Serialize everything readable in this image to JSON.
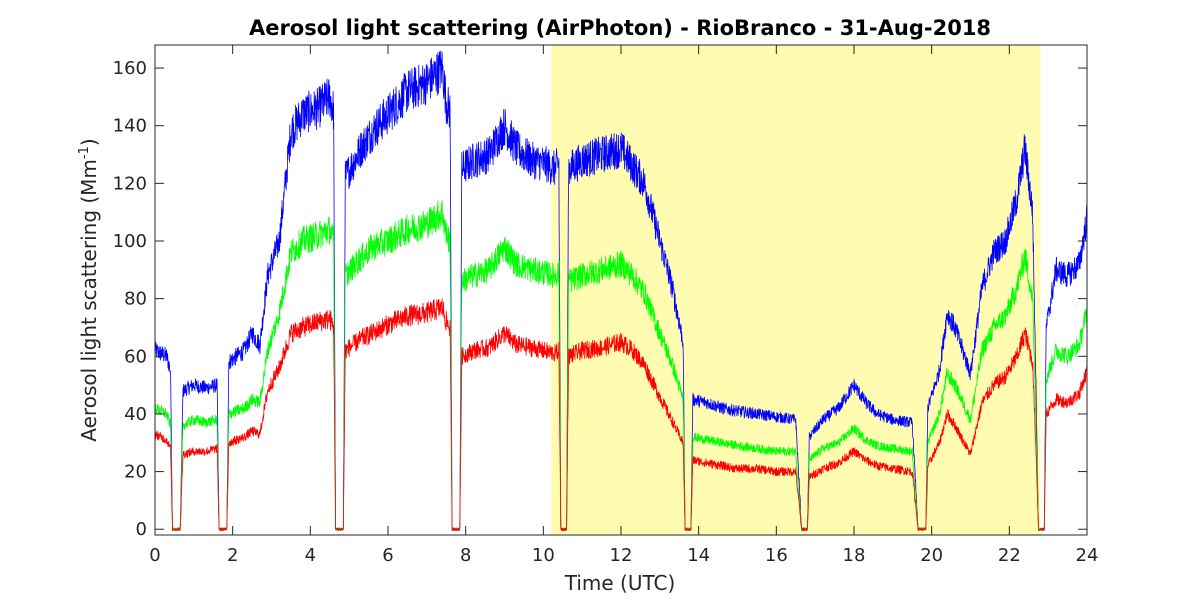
{
  "chart_data": {
    "type": "line",
    "title": "Aerosol light scattering (AirPhoton) - RioBranco - 31-Aug-2018",
    "xlabel": "Time (UTC)",
    "ylabel_main": "Aerosol light scattering (Mm",
    "ylabel_sup": "-1",
    "ylabel_close": ")",
    "xlim": [
      0,
      24
    ],
    "ylim": [
      -2,
      168
    ],
    "xticks": [
      0,
      2,
      4,
      6,
      8,
      10,
      12,
      14,
      16,
      18,
      20,
      22,
      24
    ],
    "yticks": [
      0,
      20,
      40,
      60,
      80,
      100,
      120,
      140,
      160
    ],
    "grid": false,
    "highlight": {
      "x_start": 10.2,
      "x_end": 22.8,
      "color": "#fffbb0"
    },
    "series": [
      {
        "color": "#0000ff",
        "points": [
          [
            0.0,
            62
          ],
          [
            0.3,
            60
          ],
          [
            0.4,
            55
          ],
          [
            0.45,
            0
          ],
          [
            0.65,
            0
          ],
          [
            0.72,
            48
          ],
          [
            1.0,
            50
          ],
          [
            1.3,
            49
          ],
          [
            1.6,
            50
          ],
          [
            1.65,
            0
          ],
          [
            1.85,
            0
          ],
          [
            1.9,
            58
          ],
          [
            2.3,
            62
          ],
          [
            2.5,
            68
          ],
          [
            2.7,
            64
          ],
          [
            2.9,
            88
          ],
          [
            3.2,
            100
          ],
          [
            3.5,
            138
          ],
          [
            3.8,
            144
          ],
          [
            4.2,
            146
          ],
          [
            4.5,
            150
          ],
          [
            4.6,
            145
          ],
          [
            4.65,
            0
          ],
          [
            4.85,
            0
          ],
          [
            4.9,
            122
          ],
          [
            5.3,
            132
          ],
          [
            5.6,
            138
          ],
          [
            6.0,
            144
          ],
          [
            6.5,
            152
          ],
          [
            7.0,
            155
          ],
          [
            7.4,
            160
          ],
          [
            7.5,
            148
          ],
          [
            7.6,
            145
          ],
          [
            7.65,
            0
          ],
          [
            7.85,
            0
          ],
          [
            7.9,
            125
          ],
          [
            8.2,
            128
          ],
          [
            8.6,
            130
          ],
          [
            9.0,
            140
          ],
          [
            9.3,
            132
          ],
          [
            9.7,
            128
          ],
          [
            10.0,
            127
          ],
          [
            10.3,
            125
          ],
          [
            10.4,
            127
          ],
          [
            10.45,
            0
          ],
          [
            10.6,
            0
          ],
          [
            10.65,
            125
          ],
          [
            11.0,
            128
          ],
          [
            11.5,
            130
          ],
          [
            12.0,
            132
          ],
          [
            12.3,
            126
          ],
          [
            12.6,
            120
          ],
          [
            13.0,
            100
          ],
          [
            13.3,
            85
          ],
          [
            13.6,
            65
          ],
          [
            13.65,
            0
          ],
          [
            13.8,
            0
          ],
          [
            13.85,
            45
          ],
          [
            14.2,
            44
          ],
          [
            14.6,
            42
          ],
          [
            15.0,
            41
          ],
          [
            15.5,
            40
          ],
          [
            16.0,
            39
          ],
          [
            16.5,
            38
          ],
          [
            16.65,
            0
          ],
          [
            16.8,
            0
          ],
          [
            16.85,
            32
          ],
          [
            17.2,
            38
          ],
          [
            17.6,
            42
          ],
          [
            18.0,
            50
          ],
          [
            18.3,
            44
          ],
          [
            18.6,
            40
          ],
          [
            19.0,
            38
          ],
          [
            19.5,
            37
          ],
          [
            19.65,
            0
          ],
          [
            19.85,
            0
          ],
          [
            19.9,
            42
          ],
          [
            20.2,
            55
          ],
          [
            20.4,
            75
          ],
          [
            20.6,
            70
          ],
          [
            20.8,
            62
          ],
          [
            21.0,
            54
          ],
          [
            21.3,
            84
          ],
          [
            21.6,
            96
          ],
          [
            21.9,
            100
          ],
          [
            22.2,
            115
          ],
          [
            22.4,
            132
          ],
          [
            22.6,
            110
          ],
          [
            22.7,
            40
          ],
          [
            22.75,
            0
          ],
          [
            22.9,
            0
          ],
          [
            22.95,
            70
          ],
          [
            23.2,
            90
          ],
          [
            23.5,
            88
          ],
          [
            23.8,
            92
          ],
          [
            24.0,
            108
          ]
        ]
      },
      {
        "color": "#00ff00",
        "points": [
          [
            0.0,
            42
          ],
          [
            0.3,
            40
          ],
          [
            0.4,
            36
          ],
          [
            0.45,
            0
          ],
          [
            0.65,
            0
          ],
          [
            0.72,
            36
          ],
          [
            1.0,
            38
          ],
          [
            1.3,
            37
          ],
          [
            1.6,
            38
          ],
          [
            1.65,
            0
          ],
          [
            1.85,
            0
          ],
          [
            1.9,
            40
          ],
          [
            2.3,
            42
          ],
          [
            2.5,
            45
          ],
          [
            2.7,
            44
          ],
          [
            2.9,
            62
          ],
          [
            3.2,
            75
          ],
          [
            3.5,
            96
          ],
          [
            3.8,
            100
          ],
          [
            4.2,
            102
          ],
          [
            4.5,
            104
          ],
          [
            4.6,
            100
          ],
          [
            4.65,
            0
          ],
          [
            4.85,
            0
          ],
          [
            4.9,
            88
          ],
          [
            5.3,
            94
          ],
          [
            5.6,
            98
          ],
          [
            6.0,
            100
          ],
          [
            6.5,
            104
          ],
          [
            7.0,
            106
          ],
          [
            7.4,
            110
          ],
          [
            7.5,
            102
          ],
          [
            7.6,
            100
          ],
          [
            7.65,
            0
          ],
          [
            7.85,
            0
          ],
          [
            7.9,
            86
          ],
          [
            8.2,
            88
          ],
          [
            8.6,
            90
          ],
          [
            9.0,
            98
          ],
          [
            9.3,
            92
          ],
          [
            9.7,
            90
          ],
          [
            10.0,
            89
          ],
          [
            10.3,
            88
          ],
          [
            10.4,
            89
          ],
          [
            10.45,
            0
          ],
          [
            10.6,
            0
          ],
          [
            10.65,
            86
          ],
          [
            11.0,
            88
          ],
          [
            11.5,
            90
          ],
          [
            12.0,
            92
          ],
          [
            12.3,
            88
          ],
          [
            12.6,
            82
          ],
          [
            13.0,
            68
          ],
          [
            13.3,
            58
          ],
          [
            13.6,
            45
          ],
          [
            13.65,
            0
          ],
          [
            13.8,
            0
          ],
          [
            13.85,
            32
          ],
          [
            14.2,
            31
          ],
          [
            14.6,
            30
          ],
          [
            15.0,
            29
          ],
          [
            15.5,
            28
          ],
          [
            16.0,
            27
          ],
          [
            16.5,
            27
          ],
          [
            16.65,
            0
          ],
          [
            16.8,
            0
          ],
          [
            16.85,
            24
          ],
          [
            17.2,
            28
          ],
          [
            17.6,
            30
          ],
          [
            18.0,
            35
          ],
          [
            18.3,
            31
          ],
          [
            18.6,
            29
          ],
          [
            19.0,
            28
          ],
          [
            19.5,
            27
          ],
          [
            19.65,
            0
          ],
          [
            19.85,
            0
          ],
          [
            19.9,
            30
          ],
          [
            20.2,
            40
          ],
          [
            20.4,
            54
          ],
          [
            20.6,
            50
          ],
          [
            20.8,
            44
          ],
          [
            21.0,
            38
          ],
          [
            21.3,
            62
          ],
          [
            21.6,
            70
          ],
          [
            21.9,
            74
          ],
          [
            22.2,
            84
          ],
          [
            22.4,
            95
          ],
          [
            22.6,
            80
          ],
          [
            22.7,
            30
          ],
          [
            22.75,
            0
          ],
          [
            22.9,
            0
          ],
          [
            22.95,
            52
          ],
          [
            23.2,
            62
          ],
          [
            23.5,
            60
          ],
          [
            23.8,
            64
          ],
          [
            24.0,
            76
          ]
        ]
      },
      {
        "color": "#ff0000",
        "points": [
          [
            0.0,
            33
          ],
          [
            0.3,
            31
          ],
          [
            0.4,
            28
          ],
          [
            0.45,
            0
          ],
          [
            0.65,
            0
          ],
          [
            0.72,
            26
          ],
          [
            1.0,
            27
          ],
          [
            1.3,
            27
          ],
          [
            1.6,
            28
          ],
          [
            1.65,
            0
          ],
          [
            1.85,
            0
          ],
          [
            1.9,
            30
          ],
          [
            2.3,
            32
          ],
          [
            2.5,
            34
          ],
          [
            2.7,
            33
          ],
          [
            2.9,
            48
          ],
          [
            3.2,
            56
          ],
          [
            3.5,
            68
          ],
          [
            3.8,
            70
          ],
          [
            4.2,
            72
          ],
          [
            4.5,
            73
          ],
          [
            4.6,
            70
          ],
          [
            4.65,
            0
          ],
          [
            4.85,
            0
          ],
          [
            4.9,
            62
          ],
          [
            5.3,
            66
          ],
          [
            5.6,
            68
          ],
          [
            6.0,
            71
          ],
          [
            6.5,
            74
          ],
          [
            7.0,
            75
          ],
          [
            7.4,
            77
          ],
          [
            7.5,
            72
          ],
          [
            7.6,
            70
          ],
          [
            7.65,
            0
          ],
          [
            7.85,
            0
          ],
          [
            7.9,
            60
          ],
          [
            8.2,
            62
          ],
          [
            8.6,
            63
          ],
          [
            9.0,
            68
          ],
          [
            9.3,
            64
          ],
          [
            9.7,
            63
          ],
          [
            10.0,
            62
          ],
          [
            10.3,
            61
          ],
          [
            10.4,
            62
          ],
          [
            10.45,
            0
          ],
          [
            10.6,
            0
          ],
          [
            10.65,
            60
          ],
          [
            11.0,
            62
          ],
          [
            11.5,
            63
          ],
          [
            12.0,
            65
          ],
          [
            12.3,
            62
          ],
          [
            12.6,
            57
          ],
          [
            13.0,
            46
          ],
          [
            13.3,
            38
          ],
          [
            13.6,
            30
          ],
          [
            13.65,
            0
          ],
          [
            13.8,
            0
          ],
          [
            13.85,
            24
          ],
          [
            14.2,
            23
          ],
          [
            14.6,
            22
          ],
          [
            15.0,
            21
          ],
          [
            15.5,
            21
          ],
          [
            16.0,
            20
          ],
          [
            16.5,
            20
          ],
          [
            16.65,
            0
          ],
          [
            16.8,
            0
          ],
          [
            16.85,
            18
          ],
          [
            17.2,
            21
          ],
          [
            17.6,
            23
          ],
          [
            18.0,
            27
          ],
          [
            18.3,
            24
          ],
          [
            18.6,
            22
          ],
          [
            19.0,
            21
          ],
          [
            19.5,
            20
          ],
          [
            19.65,
            0
          ],
          [
            19.85,
            0
          ],
          [
            19.9,
            22
          ],
          [
            20.2,
            30
          ],
          [
            20.4,
            40
          ],
          [
            20.6,
            36
          ],
          [
            20.8,
            31
          ],
          [
            21.0,
            26
          ],
          [
            21.3,
            44
          ],
          [
            21.6,
            50
          ],
          [
            21.9,
            53
          ],
          [
            22.2,
            60
          ],
          [
            22.4,
            68
          ],
          [
            22.6,
            58
          ],
          [
            22.7,
            22
          ],
          [
            22.75,
            0
          ],
          [
            22.9,
            0
          ],
          [
            22.95,
            40
          ],
          [
            23.2,
            45
          ],
          [
            23.5,
            44
          ],
          [
            23.8,
            47
          ],
          [
            24.0,
            55
          ]
        ]
      }
    ]
  }
}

** WRITTEN PROBLEM **
Set out every line from the material that contains the string "scattering".

** THE COMPLETED TASK **
    "title": "Aerosol light scattering (AirPhoton) - RioBranco - 31-Aug-2018",
    "ylabel_main": "Aerosol light scattering (Mm",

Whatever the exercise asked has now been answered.